═════ Records for the task ═════

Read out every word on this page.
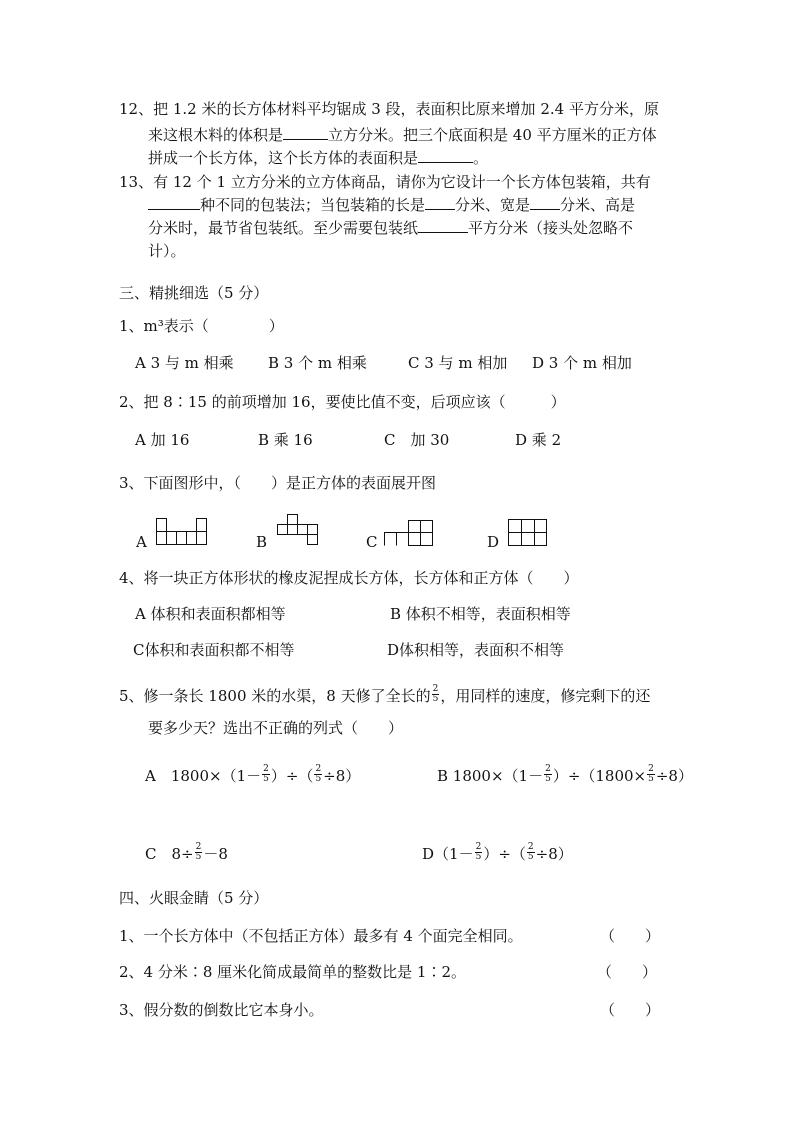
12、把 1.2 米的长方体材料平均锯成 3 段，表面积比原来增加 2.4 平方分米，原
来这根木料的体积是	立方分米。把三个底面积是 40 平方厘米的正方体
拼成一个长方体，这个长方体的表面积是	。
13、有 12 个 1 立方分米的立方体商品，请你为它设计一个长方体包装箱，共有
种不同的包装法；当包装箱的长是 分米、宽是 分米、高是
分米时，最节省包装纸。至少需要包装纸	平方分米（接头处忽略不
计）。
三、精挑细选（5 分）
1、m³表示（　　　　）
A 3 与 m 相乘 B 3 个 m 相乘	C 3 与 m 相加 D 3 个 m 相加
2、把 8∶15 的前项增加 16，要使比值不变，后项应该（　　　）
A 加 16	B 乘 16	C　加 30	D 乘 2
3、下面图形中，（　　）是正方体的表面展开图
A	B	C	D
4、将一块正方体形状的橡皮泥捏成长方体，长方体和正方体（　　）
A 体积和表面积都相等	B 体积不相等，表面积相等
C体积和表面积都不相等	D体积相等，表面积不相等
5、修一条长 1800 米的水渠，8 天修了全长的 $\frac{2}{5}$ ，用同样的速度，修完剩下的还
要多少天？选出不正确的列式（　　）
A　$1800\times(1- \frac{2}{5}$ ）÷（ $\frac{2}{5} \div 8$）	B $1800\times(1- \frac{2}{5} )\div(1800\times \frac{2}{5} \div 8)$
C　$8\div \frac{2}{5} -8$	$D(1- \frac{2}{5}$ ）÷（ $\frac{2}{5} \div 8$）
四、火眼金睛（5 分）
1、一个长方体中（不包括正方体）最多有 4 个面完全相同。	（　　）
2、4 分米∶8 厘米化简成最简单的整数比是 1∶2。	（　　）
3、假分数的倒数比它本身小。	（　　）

═════

*Required work:* Every line holding "平方分米" should be copied out.

*Exercise answer:*
12、把 1.2 米的长方体材料平均锯成 3 段，表面积比原来增加 2.4 平方分米，原
分米时，最节省包装纸。至少需要包装纸	平方分米（接头处忽略不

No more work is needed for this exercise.